### INSTRUCTIONS FOR THE TASK
Give every entry again, word for word and in full.

···

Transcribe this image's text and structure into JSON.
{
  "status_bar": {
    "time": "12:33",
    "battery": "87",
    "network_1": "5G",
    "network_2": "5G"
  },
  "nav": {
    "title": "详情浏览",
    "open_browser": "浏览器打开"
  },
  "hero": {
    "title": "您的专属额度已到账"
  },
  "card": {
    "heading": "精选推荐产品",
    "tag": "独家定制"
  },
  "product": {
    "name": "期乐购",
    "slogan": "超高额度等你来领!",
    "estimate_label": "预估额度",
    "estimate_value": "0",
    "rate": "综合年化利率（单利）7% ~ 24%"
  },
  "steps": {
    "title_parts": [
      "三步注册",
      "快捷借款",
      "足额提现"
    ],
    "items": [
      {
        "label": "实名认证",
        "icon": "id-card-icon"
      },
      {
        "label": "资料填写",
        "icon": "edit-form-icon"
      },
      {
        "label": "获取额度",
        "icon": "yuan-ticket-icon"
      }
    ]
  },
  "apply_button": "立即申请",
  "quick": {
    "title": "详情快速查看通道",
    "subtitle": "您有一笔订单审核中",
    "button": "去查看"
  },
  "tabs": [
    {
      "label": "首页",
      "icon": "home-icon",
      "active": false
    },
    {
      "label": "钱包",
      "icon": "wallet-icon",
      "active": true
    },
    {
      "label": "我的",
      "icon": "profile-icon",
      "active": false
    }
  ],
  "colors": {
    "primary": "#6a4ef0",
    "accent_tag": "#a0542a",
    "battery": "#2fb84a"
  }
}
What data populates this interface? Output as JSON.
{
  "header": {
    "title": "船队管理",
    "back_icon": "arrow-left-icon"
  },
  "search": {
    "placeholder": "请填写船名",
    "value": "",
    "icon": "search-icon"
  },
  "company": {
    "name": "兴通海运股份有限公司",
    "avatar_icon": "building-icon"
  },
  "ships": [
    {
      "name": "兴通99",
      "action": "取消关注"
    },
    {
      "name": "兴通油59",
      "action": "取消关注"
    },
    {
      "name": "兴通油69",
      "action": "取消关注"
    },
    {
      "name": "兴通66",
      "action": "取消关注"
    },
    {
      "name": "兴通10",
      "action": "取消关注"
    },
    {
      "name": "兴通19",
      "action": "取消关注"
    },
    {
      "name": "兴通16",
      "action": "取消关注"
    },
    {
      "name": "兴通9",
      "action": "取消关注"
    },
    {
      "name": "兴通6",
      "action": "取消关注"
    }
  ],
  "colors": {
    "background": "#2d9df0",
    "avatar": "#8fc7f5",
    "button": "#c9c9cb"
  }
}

···

### SOLUTION FOR THIS EXERCISE
Transcribe this image's text and structure into JSON.
{
  "status_bar": {
    "time": "12:33",
    "battery": "87",
    "network_1": "5G",
    "network_2": "5G"
  },
  "nav": {
    "title": "详情浏览",
    "open_browser": "浏览器打开"
  },
  "hero": {
    "title": "您的专属额度已到账"
  },
  "card": {
    "heading": "精选推荐产品",
    "tag": "独家定制"
  },
  "product": {
    "name": "期乐购",
    "slogan": "超高额度等你来领!",
    "estimate_label": "预估额度",
    "estimate_value": "0",
    "rate": "综合年化利率（单利）7% ~ 24%"
  },
  "steps": {
    "title_parts": [
      "三步注册",
      "快捷借款",
      "足额提现"
    ],
    "items": [
      {
        "label": "实名认证",
        "icon": "id-card-icon"
      },
      {
        "label": "资料填写",
        "icon": "edit-form-icon"
      },
      {
        "label": "获取额度",
        "icon": "yuan-ticket-icon"
      }
    ]
  },
  "apply_button": "立即申请",
  "quick": {
    "title": "详情快速查看通道",
    "subtitle": "您有一笔订单审核中",
    "button": "去查看"
  },
  "tabs": [
    {
      "label": "首页",
      "icon": "home-icon",
      "active": false
    },
    {
      "label": "钱包",
      "icon": "wallet-icon",
      "active": true
    },
    {
      "label": "我的",
      "icon": "profile-icon",
      "active": false
    }
  ],
  "colors": {
    "primary": "#6a4ef0",
    "accent_tag": "#a0542a",
    "battery": "#2fb84a"
  }
}
What data populates this interface? Output as JSON.
{
  "header": {
    "title": "船队管理",
    "back_icon": "arrow-left-icon"
  },
  "search": {
    "placeholder": "请填写船名",
    "value": "",
    "icon": "search-icon"
  },
  "company": {
    "name": "兴通海运股份有限公司",
    "avatar_icon": "building-icon"
  },
  "ships": [
    {
      "name": "兴通99",
      "action": "取消关注"
    },
    {
      "name": "兴通油59",
      "action": "取消关注"
    },
    {
      "name": "兴通油69",
      "action": "取消关注"
    },
    {
      "name": "兴通66",
      "action": "取消关注"
    },
    {
      "name": "兴通10",
      "action": "取消关注"
    },
    {
      "name": "兴通19",
      "action": "取消关注"
    },
    {
      "name": "兴通16",
      "action": "取消关注"
    },
    {
      "name": "兴通9",
      "action": "取消关注"
    },
    {
      "name": "兴通6",
      "action": "取消关注"
    }
  ],
  "colors": {
    "background": "#2d9df0",
    "avatar": "#8fc7f5",
    "button": "#c9c9cb"
  }
}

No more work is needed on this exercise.